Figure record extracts
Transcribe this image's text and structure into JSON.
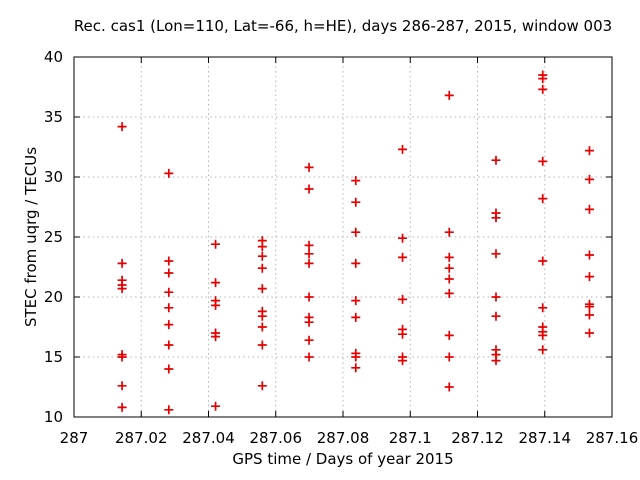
{
  "chart_data": {
    "type": "scatter",
    "title": "Rec. cas1 (Lon=110, Lat=-66, h=HE), days 286-287, 2015, window 003",
    "xlabel": "GPS time / Days of year 2015",
    "ylabel": "STEC from uqrg / TECUs",
    "xlim": [
      287.0,
      287.16
    ],
    "ylim": [
      10,
      40
    ],
    "xticks": [
      {
        "v": 287.0,
        "label": "287"
      },
      {
        "v": 287.02,
        "label": "287.02"
      },
      {
        "v": 287.04,
        "label": "287.04"
      },
      {
        "v": 287.06,
        "label": "287.06"
      },
      {
        "v": 287.08,
        "label": "287.08"
      },
      {
        "v": 287.1,
        "label": "287.1"
      },
      {
        "v": 287.12,
        "label": "287.12"
      },
      {
        "v": 287.14,
        "label": "287.14"
      },
      {
        "v": 287.16,
        "label": "287.16"
      }
    ],
    "yticks": [
      {
        "v": 10,
        "label": "10"
      },
      {
        "v": 15,
        "label": "15"
      },
      {
        "v": 20,
        "label": "20"
      },
      {
        "v": 25,
        "label": "25"
      },
      {
        "v": 30,
        "label": "30"
      },
      {
        "v": 35,
        "label": "35"
      },
      {
        "v": 40,
        "label": "40"
      }
    ],
    "grid": true,
    "grid_style": "dotted",
    "legend": "none",
    "marker": {
      "shape": "plus",
      "size": 9,
      "color": "#e60000"
    },
    "colors": {
      "marker": "#e60000",
      "grid": "#b4b4b4",
      "border": "#000000",
      "text": "#000000",
      "background": "#ffffff"
    },
    "series": [
      {
        "name": "STEC from uqrg",
        "groups": [
          {
            "x": 287.0143,
            "y": [
              34.2,
              22.8,
              21.4,
              21.0,
              20.7,
              15.2,
              15.0,
              12.6,
              10.8
            ]
          },
          {
            "x": 287.0282,
            "y": [
              30.3,
              23.0,
              22.0,
              20.4,
              19.1,
              17.7,
              16.0,
              14.0,
              10.6
            ]
          },
          {
            "x": 287.0421,
            "y": [
              24.4,
              21.2,
              19.7,
              19.3,
              17.0,
              16.7,
              10.9
            ]
          },
          {
            "x": 287.056,
            "y": [
              24.7,
              24.2,
              23.4,
              22.4,
              20.7,
              18.8,
              18.4,
              17.5,
              16.0,
              12.6
            ]
          },
          {
            "x": 287.0699,
            "y": [
              30.8,
              29.0,
              24.3,
              23.6,
              22.8,
              20.0,
              18.3,
              17.9,
              16.4,
              15.0
            ]
          },
          {
            "x": 287.0838,
            "y": [
              29.7,
              27.9,
              25.4,
              22.8,
              19.7,
              18.3,
              15.3,
              15.0,
              14.1
            ]
          },
          {
            "x": 287.0977,
            "y": [
              32.3,
              24.9,
              23.3,
              19.8,
              17.3,
              16.9,
              15.0,
              14.7
            ]
          },
          {
            "x": 287.1116,
            "y": [
              36.8,
              25.4,
              23.3,
              22.4,
              21.5,
              20.3,
              16.8,
              15.0,
              12.5
            ]
          },
          {
            "x": 287.1255,
            "y": [
              31.4,
              27.0,
              26.6,
              23.6,
              20.0,
              18.4,
              15.6,
              15.2,
              14.7
            ]
          },
          {
            "x": 287.1394,
            "y": [
              38.5,
              38.2,
              37.3,
              31.3,
              28.2,
              23.0,
              19.1,
              17.5,
              17.1,
              16.8,
              15.6
            ]
          },
          {
            "x": 287.1533,
            "y": [
              32.2,
              29.8,
              27.3,
              23.5,
              21.7,
              19.4,
              19.2,
              18.5,
              17.0
            ]
          }
        ]
      }
    ]
  }
}
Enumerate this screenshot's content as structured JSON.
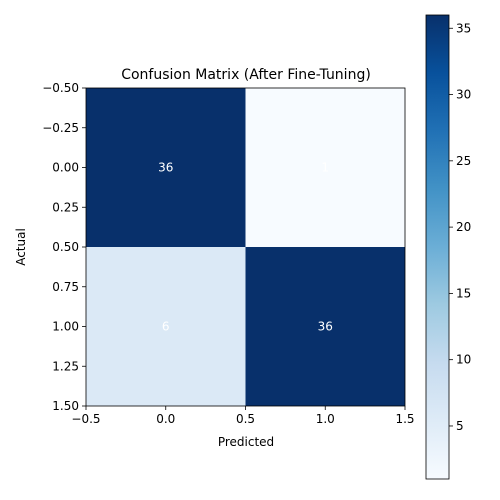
{
  "chart_data": {
    "type": "heatmap",
    "title": "Confusion Matrix (After Fine-Tuning)",
    "xlabel": "Predicted",
    "ylabel": "Actual",
    "matrix": [
      [
        36,
        1
      ],
      [
        6,
        36
      ]
    ],
    "cell_labels": [
      [
        "36",
        "1"
      ],
      [
        "6",
        "36"
      ]
    ],
    "xlim": [
      -0.5,
      1.5
    ],
    "ylim": [
      1.5,
      -0.5
    ],
    "x_ticks": [
      -0.5,
      0.0,
      0.5,
      1.0,
      1.5
    ],
    "x_tick_labels": [
      "−0.5",
      "0.0",
      "0.5",
      "1.0",
      "1.5"
    ],
    "y_ticks": [
      -0.5,
      -0.25,
      0.0,
      0.25,
      0.5,
      0.75,
      1.0,
      1.25,
      1.5
    ],
    "y_tick_labels": [
      "−0.50",
      "−0.25",
      "0.00",
      "0.25",
      "0.50",
      "0.75",
      "1.00",
      "1.25",
      "1.50"
    ],
    "colormap": "Blues",
    "color_range": [
      1,
      36
    ],
    "colorbar_ticks": [
      5,
      10,
      15,
      20,
      25,
      30,
      35
    ],
    "colorbar_tick_labels": [
      "5",
      "10",
      "15",
      "20",
      "25",
      "30",
      "35"
    ],
    "grid": false,
    "colors": {
      "cell_high": "#08306b",
      "cell_low": "#f7fbff",
      "text_on_dark": "#ffffff",
      "text_on_light": "#000000"
    }
  }
}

Work to be completed —
Review the material and copy each line in which the word "ffffff" appears.

Correct answer —
      "background": "#ffffff"
      "text_on_dark": "#ffffff",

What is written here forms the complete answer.